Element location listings
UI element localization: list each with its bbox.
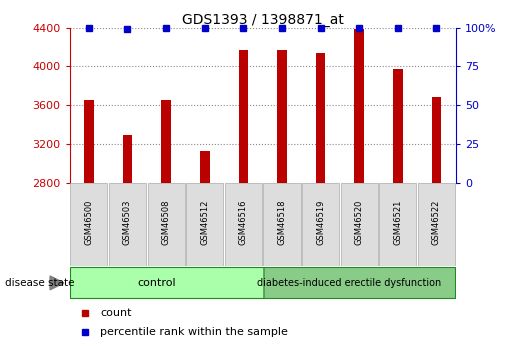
Bar [238, 50, 248, 183]
Bar [200, 151, 210, 183]
Text: control: control [137, 278, 176, 288]
Text: GSM46519: GSM46519 [316, 200, 325, 245]
Bar [302, 183, 339, 266]
Bar [316, 53, 325, 183]
Bar [123, 135, 132, 183]
Text: count: count [100, 308, 132, 318]
Bar [225, 183, 262, 266]
Text: GSM46522: GSM46522 [432, 200, 441, 245]
Text: GSM46512: GSM46512 [200, 200, 209, 245]
Text: GSM46520: GSM46520 [355, 200, 364, 245]
Bar [393, 69, 403, 183]
Bar [263, 183, 301, 266]
Bar [379, 183, 417, 266]
Bar [418, 183, 455, 266]
Bar [109, 183, 146, 266]
Bar [161, 100, 171, 183]
Text: GSM46518: GSM46518 [278, 200, 286, 245]
Title: GDS1393 / 1398871_at: GDS1393 / 1398871_at [182, 12, 344, 27]
Bar [354, 29, 364, 183]
Bar [432, 97, 441, 183]
Text: GSM46503: GSM46503 [123, 200, 132, 245]
Text: percentile rank within the sample: percentile rank within the sample [100, 327, 288, 337]
Bar [341, 183, 377, 266]
Text: diabetes-induced erectile dysfunction: diabetes-induced erectile dysfunction [258, 278, 442, 288]
Bar [84, 100, 94, 183]
Text: disease state: disease state [5, 278, 75, 288]
Text: GSM46516: GSM46516 [239, 200, 248, 245]
Bar [70, 267, 263, 298]
Polygon shape [50, 276, 64, 290]
Bar [277, 50, 287, 183]
Text: GSM46521: GSM46521 [393, 200, 402, 245]
Bar [148, 183, 184, 266]
Bar [70, 183, 108, 266]
Bar [264, 267, 456, 298]
Bar [186, 183, 224, 266]
Text: GSM46500: GSM46500 [84, 200, 93, 245]
Text: GSM46508: GSM46508 [162, 200, 170, 245]
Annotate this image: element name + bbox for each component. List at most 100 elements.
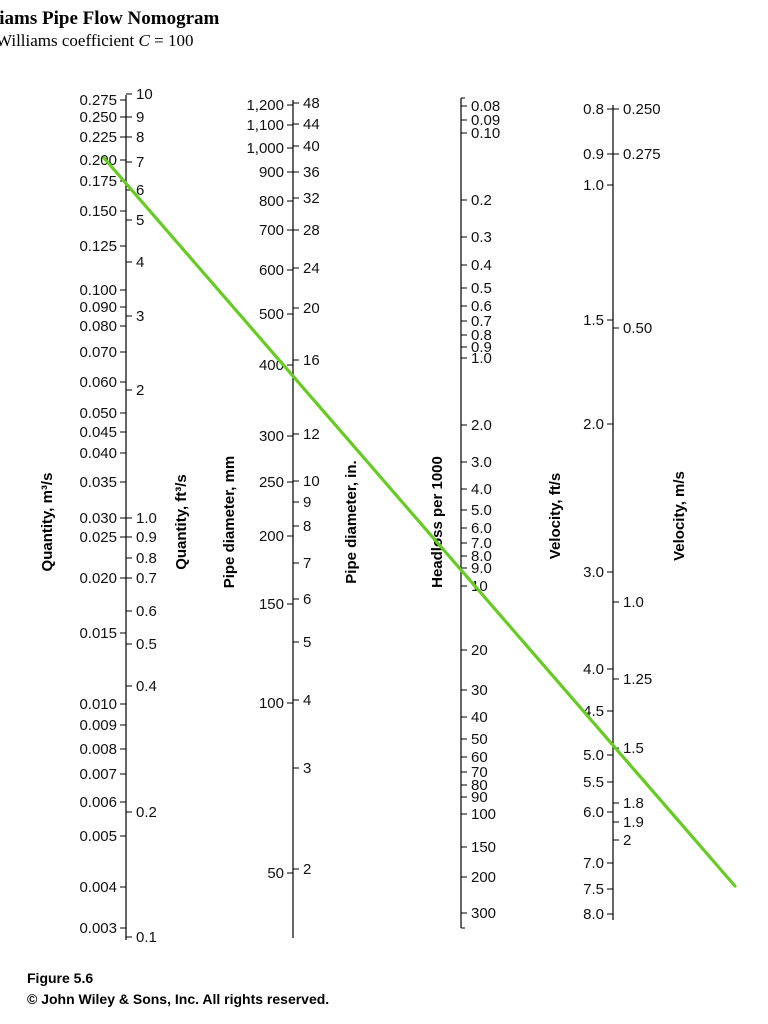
diameter-right-tick-label: 5 xyxy=(303,634,311,651)
subtitle-prefix: Williams coefficient xyxy=(0,31,139,50)
headloss-right-tick-label: 6.0 xyxy=(471,520,492,537)
quantity-right-tick-label: 6 xyxy=(136,182,144,199)
diameter-left-tick-label: 250 xyxy=(259,474,284,491)
quantity-right-tick-label: 10 xyxy=(136,86,153,103)
velocity-left-tick-label: 8.0 xyxy=(583,906,604,923)
quantity-left-tick-label: 0.009 xyxy=(79,717,117,734)
quantity-right-tick-label: 0.8 xyxy=(136,550,157,567)
headloss-right-tick-label: 1.0 xyxy=(471,350,492,367)
diameter-left-tick-label: 700 xyxy=(259,222,284,239)
diameter-left-tick-label: 600 xyxy=(259,262,284,279)
diameter-right-tick-label: 16 xyxy=(303,352,320,369)
headloss-right-tick-label: 80 xyxy=(471,777,488,794)
velocity-left-axis-title: Velocity, ft/s xyxy=(547,473,564,559)
quantity-left-tick-label: 0.060 xyxy=(79,374,117,391)
headloss-right-tick-label: 90 xyxy=(471,789,488,806)
headloss-right-tick-label: 0.08 xyxy=(471,98,500,115)
diameter-right-tick-label: 4 xyxy=(303,692,311,709)
headloss-right-tick-label: 0.3 xyxy=(471,229,492,246)
headloss-right-tick-label: 4.0 xyxy=(471,481,492,498)
diameter-right-tick-label: 7 xyxy=(303,555,311,572)
quantity-left-tick-label: 0.100 xyxy=(79,282,117,299)
quantity-left-tick-label: 0.005 xyxy=(79,828,117,845)
quantity-right-tick-label: 1.0 xyxy=(136,510,157,527)
diameter-left-tick-label: 150 xyxy=(259,596,284,613)
quantity-right-axis-title: Quantity, ft³/s xyxy=(173,474,190,570)
diameter-left-tick-label: 1,200 xyxy=(246,97,284,114)
velocity-left-tick-label: 4.5 xyxy=(583,703,604,720)
diameter-right-tick-label: 40 xyxy=(303,138,320,155)
diameter-left-tick-label: 400 xyxy=(259,357,284,374)
velocity-left-tick-label: 5.0 xyxy=(583,747,604,764)
headloss-right-tick-label: 300 xyxy=(471,905,496,922)
quantity-right-tick-label: 3 xyxy=(136,308,144,325)
diameter-left-tick-label: 900 xyxy=(259,164,284,181)
quantity-right-tick-label: 8 xyxy=(136,129,144,146)
headloss-right-tick-label: 10 xyxy=(471,578,488,595)
velocity-left-tick-label: 4.0 xyxy=(583,661,604,678)
quantity-right-tick-label: 7 xyxy=(136,154,144,171)
diameter-right-tick-label: 24 xyxy=(303,260,320,277)
quantity-right-tick-label: 4 xyxy=(136,254,144,271)
diameter-right-tick-label: 10 xyxy=(303,473,320,490)
scale-velocity: 0.8 0.9 1.0 1.5 2.0 3.0 4.0 4.5 5.0 5.5 6.0 7.0 7.5 8… xyxy=(547,101,688,923)
figure-caption: Figure 5.6 © John Wiley & Sons, Inc. All… xyxy=(27,968,329,1010)
headloss-right-tick-label: 7.0 xyxy=(471,535,492,552)
diameter-right-tick-label: 32 xyxy=(303,190,320,207)
quantity-left-tick-label: 0.250 xyxy=(79,109,117,126)
headloss-right-tick-label: 100 xyxy=(471,806,496,823)
copyright-notice: © John Wiley & Sons, Inc. All rights res… xyxy=(27,991,330,1007)
quantity-right-tick-label: 0.4 xyxy=(136,678,157,695)
quantity-left-tick-label: 0.007 xyxy=(79,766,117,783)
velocity-left-tick-label: 5.5 xyxy=(583,774,604,791)
quantity-left-tick-label: 0.275 xyxy=(79,92,117,109)
velocity-left-tick-label: 1.5 xyxy=(583,312,604,329)
diameter-right-tick-label: 2 xyxy=(303,861,311,878)
headloss-right-tick-label: 8.0 xyxy=(471,548,492,565)
headloss-right-tick-label: 20 xyxy=(471,642,488,659)
subtitle-variable: C xyxy=(138,31,150,50)
quantity-left-tick-label: 0.200 xyxy=(79,152,117,169)
headloss-right-axis-title: Headloss per 1000 xyxy=(429,456,446,588)
headloss-right-tick-label: 0.7 xyxy=(471,313,492,330)
quantity-left-tick-label: 0.025 xyxy=(79,529,117,546)
headloss-right-tick-label: 2.0 xyxy=(471,417,492,434)
quantity-left-tick-label: 0.020 xyxy=(79,570,117,587)
quantity-left-tick-label: 0.150 xyxy=(79,203,117,220)
velocity-right-axis-title: Velocity, m/s xyxy=(671,471,688,561)
velocity-right-tick-label: 1.5 xyxy=(623,740,644,757)
diameter-left-axis-title: Pipe diameter, mm xyxy=(221,456,238,589)
quantity-right-tick-label: 0.5 xyxy=(136,636,157,653)
diameter-left-tick-label: 300 xyxy=(259,428,284,445)
velocity-left-tick-label: 0.8 xyxy=(583,101,604,118)
headloss-right-tick-label: 0.10 xyxy=(471,125,500,142)
quantity-left-tick-label: 0.045 xyxy=(79,424,117,441)
headloss-right-tick-label: 150 xyxy=(471,839,496,856)
quantity-left-tick-label: 0.035 xyxy=(79,474,117,491)
headloss-right-tick-label: 3.0 xyxy=(471,454,492,471)
velocity-left-tick-label: 6.0 xyxy=(583,804,604,821)
headloss-right-tick-label: 9.0 xyxy=(471,560,492,577)
quantity-right-tick-label: 2 xyxy=(136,382,144,399)
nomogram-diagram: 0.2750.2500.2250.2000.1750.1500.1250.100… xyxy=(39,86,737,946)
quantity-left-tick-label: 0.003 xyxy=(79,920,117,937)
diameter-left-tick-label: 100 xyxy=(259,695,284,712)
headloss-right-tick-label: 200 xyxy=(471,869,496,886)
diameter-left-tick-label: 1,100 xyxy=(246,117,284,134)
headloss-right-tick-label: 0.6 xyxy=(471,298,492,315)
nomogram-subtitle: Williams coefficient C = 100 xyxy=(0,31,193,51)
quantity-right-tick-label: 0.1 xyxy=(136,929,157,946)
quantity-right-tick-label: 0.7 xyxy=(136,570,157,587)
diameter-left-tick-label: 1,000 xyxy=(246,140,284,157)
scale-diameter: 1,2001,1001,0009008007006005004003002502… xyxy=(221,95,360,938)
velocity-right-tick-label: 1.0 xyxy=(623,594,644,611)
diameter-right-tick-label: 12 xyxy=(303,426,320,443)
quantity-left-tick-label: 0.010 xyxy=(79,696,117,713)
scale-headloss: 0.080.090.10 0.2 0.3 0.4 0.50.60.70.80.91.0 2… xyxy=(429,97,500,929)
headloss-right-tick-label: 60 xyxy=(471,749,488,766)
diameter-right-tick-label: 9 xyxy=(303,494,311,511)
velocity-right-tick-label: 0.250 xyxy=(623,101,661,118)
subtitle-suffix: = 100 xyxy=(149,31,194,50)
diameter-left-tick-label: 200 xyxy=(259,528,284,545)
example-solution-line xyxy=(102,156,737,888)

__STATED PROBLEM__
In everything from the line containing "Bar [238, 50, 248, 183]" down to the line containing "Bar [84, 100, 94, 183]", substitute "Column" for each "Bar" and leave all else unchanged. Return only those lines.

__OUTPUT__
Column [238, 50, 248, 183]
Column [200, 151, 210, 183]
Text: control: control [137, 278, 176, 288]
Text: GSM46519: GSM46519 [316, 200, 325, 245]
Column [302, 183, 339, 266]
Column [316, 53, 325, 183]
Column [123, 135, 132, 183]
Text: count: count [100, 308, 132, 318]
Column [225, 183, 262, 266]
Text: GSM46522: GSM46522 [432, 200, 441, 245]
Text: GSM46512: GSM46512 [200, 200, 209, 245]
Text: GSM46520: GSM46520 [355, 200, 364, 245]
Column [393, 69, 403, 183]
Column [263, 183, 301, 266]
Column [379, 183, 417, 266]
Column [418, 183, 455, 266]
Column [109, 183, 146, 266]
Column [161, 100, 171, 183]
Text: GSM46518: GSM46518 [278, 200, 286, 245]
Title: GDS1393 / 1398871_at: GDS1393 / 1398871_at [182, 12, 344, 27]
Column [354, 29, 364, 183]
Column [432, 97, 441, 183]
Text: GSM46503: GSM46503 [123, 200, 132, 245]
Text: percentile rank within the sample: percentile rank within the sample [100, 327, 288, 337]
Column [341, 183, 377, 266]
Text: diabetes-induced erectile dysfunction: diabetes-induced erectile dysfunction [258, 278, 442, 288]
Column [84, 100, 94, 183]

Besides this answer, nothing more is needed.